Job - Print the complete set of entries exactly.

Task data -
......

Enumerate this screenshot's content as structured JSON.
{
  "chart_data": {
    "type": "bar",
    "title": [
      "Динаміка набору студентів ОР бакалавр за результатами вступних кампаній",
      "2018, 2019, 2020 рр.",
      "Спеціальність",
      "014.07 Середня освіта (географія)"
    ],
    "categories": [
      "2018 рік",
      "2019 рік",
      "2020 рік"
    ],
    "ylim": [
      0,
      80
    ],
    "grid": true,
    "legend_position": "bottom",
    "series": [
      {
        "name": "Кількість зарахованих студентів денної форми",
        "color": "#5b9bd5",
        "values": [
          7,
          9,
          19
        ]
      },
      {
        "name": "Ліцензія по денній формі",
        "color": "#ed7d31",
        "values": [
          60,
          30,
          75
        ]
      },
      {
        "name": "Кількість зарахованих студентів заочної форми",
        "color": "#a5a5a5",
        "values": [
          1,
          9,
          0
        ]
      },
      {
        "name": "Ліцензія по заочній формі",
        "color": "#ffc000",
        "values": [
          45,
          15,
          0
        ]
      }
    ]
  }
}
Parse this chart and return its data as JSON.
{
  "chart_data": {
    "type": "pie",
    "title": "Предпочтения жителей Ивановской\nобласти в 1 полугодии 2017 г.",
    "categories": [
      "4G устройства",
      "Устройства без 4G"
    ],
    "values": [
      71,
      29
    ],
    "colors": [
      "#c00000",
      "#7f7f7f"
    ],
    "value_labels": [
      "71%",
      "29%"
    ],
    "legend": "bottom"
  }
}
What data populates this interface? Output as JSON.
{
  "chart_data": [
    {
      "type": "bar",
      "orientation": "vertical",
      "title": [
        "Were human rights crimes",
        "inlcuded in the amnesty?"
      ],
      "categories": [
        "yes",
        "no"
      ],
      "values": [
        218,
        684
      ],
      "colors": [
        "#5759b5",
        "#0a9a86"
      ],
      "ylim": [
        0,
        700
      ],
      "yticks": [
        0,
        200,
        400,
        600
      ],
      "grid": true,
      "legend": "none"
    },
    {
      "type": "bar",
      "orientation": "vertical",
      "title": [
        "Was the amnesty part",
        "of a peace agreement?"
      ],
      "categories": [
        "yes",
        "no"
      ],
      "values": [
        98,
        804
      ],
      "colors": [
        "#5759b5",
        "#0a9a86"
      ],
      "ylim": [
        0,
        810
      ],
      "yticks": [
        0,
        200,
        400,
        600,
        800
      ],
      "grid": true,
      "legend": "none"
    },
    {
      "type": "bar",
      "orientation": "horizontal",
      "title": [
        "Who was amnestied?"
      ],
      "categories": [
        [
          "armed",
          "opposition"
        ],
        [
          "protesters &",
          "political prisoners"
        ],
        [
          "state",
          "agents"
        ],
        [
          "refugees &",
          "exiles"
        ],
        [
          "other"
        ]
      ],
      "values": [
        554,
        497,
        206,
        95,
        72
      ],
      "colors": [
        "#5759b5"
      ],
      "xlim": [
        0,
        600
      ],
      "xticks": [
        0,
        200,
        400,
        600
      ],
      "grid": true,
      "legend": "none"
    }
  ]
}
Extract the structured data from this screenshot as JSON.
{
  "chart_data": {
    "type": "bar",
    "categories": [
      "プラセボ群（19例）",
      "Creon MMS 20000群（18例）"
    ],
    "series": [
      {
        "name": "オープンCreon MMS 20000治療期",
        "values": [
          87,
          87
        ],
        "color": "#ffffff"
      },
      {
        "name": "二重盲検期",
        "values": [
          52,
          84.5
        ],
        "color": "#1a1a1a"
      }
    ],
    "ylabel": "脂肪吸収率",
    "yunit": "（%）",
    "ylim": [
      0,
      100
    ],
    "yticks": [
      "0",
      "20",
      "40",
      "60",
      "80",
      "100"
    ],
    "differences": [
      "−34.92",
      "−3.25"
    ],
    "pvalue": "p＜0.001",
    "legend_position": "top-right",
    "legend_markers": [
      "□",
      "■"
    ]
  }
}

......

Reply to the exercise -
Enumerate this screenshot's content as structured JSON.
{
  "chart_data": {
    "type": "bar",
    "title": [
      "Динаміка набору студентів ОР бакалавр за результатами вступних кампаній",
      "2018, 2019, 2020 рр.",
      "Спеціальність",
      "014.07 Середня освіта (географія)"
    ],
    "categories": [
      "2018 рік",
      "2019 рік",
      "2020 рік"
    ],
    "ylim": [
      0,
      80
    ],
    "grid": true,
    "legend_position": "bottom",
    "series": [
      {
        "name": "Кількість зарахованих студентів денної форми",
        "color": "#5b9bd5",
        "values": [
          7,
          9,
          19
        ]
      },
      {
        "name": "Ліцензія по денній формі",
        "color": "#ed7d31",
        "values": [
          60,
          30,
          75
        ]
      },
      {
        "name": "Кількість зарахованих студентів заочної форми",
        "color": "#a5a5a5",
        "values": [
          1,
          9,
          0
        ]
      },
      {
        "name": "Ліцензія по заочній формі",
        "color": "#ffc000",
        "values": [
          45,
          15,
          0
        ]
      }
    ]
  }
}
Parse this chart and return its data as JSON.
{
  "chart_data": {
    "type": "pie",
    "title": "Предпочтения жителей Ивановской\nобласти в 1 полугодии 2017 г.",
    "categories": [
      "4G устройства",
      "Устройства без 4G"
    ],
    "values": [
      71,
      29
    ],
    "colors": [
      "#c00000",
      "#7f7f7f"
    ],
    "value_labels": [
      "71%",
      "29%"
    ],
    "legend": "bottom"
  }
}
What data populates this interface? Output as JSON.
{
  "chart_data": [
    {
      "type": "bar",
      "orientation": "vertical",
      "title": [
        "Were human rights crimes",
        "inlcuded in the amnesty?"
      ],
      "categories": [
        "yes",
        "no"
      ],
      "values": [
        218,
        684
      ],
      "colors": [
        "#5759b5",
        "#0a9a86"
      ],
      "ylim": [
        0,
        700
      ],
      "yticks": [
        0,
        200,
        400,
        600
      ],
      "grid": true,
      "legend": "none"
    },
    {
      "type": "bar",
      "orientation": "vertical",
      "title": [
        "Was the amnesty part",
        "of a peace agreement?"
      ],
      "categories": [
        "yes",
        "no"
      ],
      "values": [
        98,
        804
      ],
      "colors": [
        "#5759b5",
        "#0a9a86"
      ],
      "ylim": [
        0,
        810
      ],
      "yticks": [
        0,
        200,
        400,
        600,
        800
      ],
      "grid": true,
      "legend": "none"
    },
    {
      "type": "bar",
      "orientation": "horizontal",
      "title": [
        "Who was amnestied?"
      ],
      "categories": [
        [
          "armed",
          "opposition"
        ],
        [
          "protesters &",
          "political prisoners"
        ],
        [
          "state",
          "agents"
        ],
        [
          "refugees &",
          "exiles"
        ],
        [
          "other"
        ]
      ],
      "values": [
        554,
        497,
        206,
        95,
        72
      ],
      "colors": [
        "#5759b5"
      ],
      "xlim": [
        0,
        600
      ],
      "xticks": [
        0,
        200,
        400,
        600
      ],
      "grid": true,
      "legend": "none"
    }
  ]
}
Extract the structured data from this screenshot as JSON.
{
  "chart_data": {
    "type": "bar",
    "categories": [
      "プラセボ群（19例）",
      "Creon MMS 20000群（18例）"
    ],
    "series": [
      {
        "name": "オープンCreon MMS 20000治療期",
        "values": [
          87,
          87
        ],
        "color": "#ffffff"
      },
      {
        "name": "二重盲検期",
        "values": [
          52,
          84.5
        ],
        "color": "#1a1a1a"
      }
    ],
    "ylabel": "脂肪吸収率",
    "yunit": "（%）",
    "ylim": [
      0,
      100
    ],
    "yticks": [
      "0",
      "20",
      "40",
      "60",
      "80",
      "100"
    ],
    "differences": [
      "−34.92",
      "−3.25"
    ],
    "pvalue": "p＜0.001",
    "legend_position": "top-right",
    "legend_markers": [
      "□",
      "■"
    ]
  }
}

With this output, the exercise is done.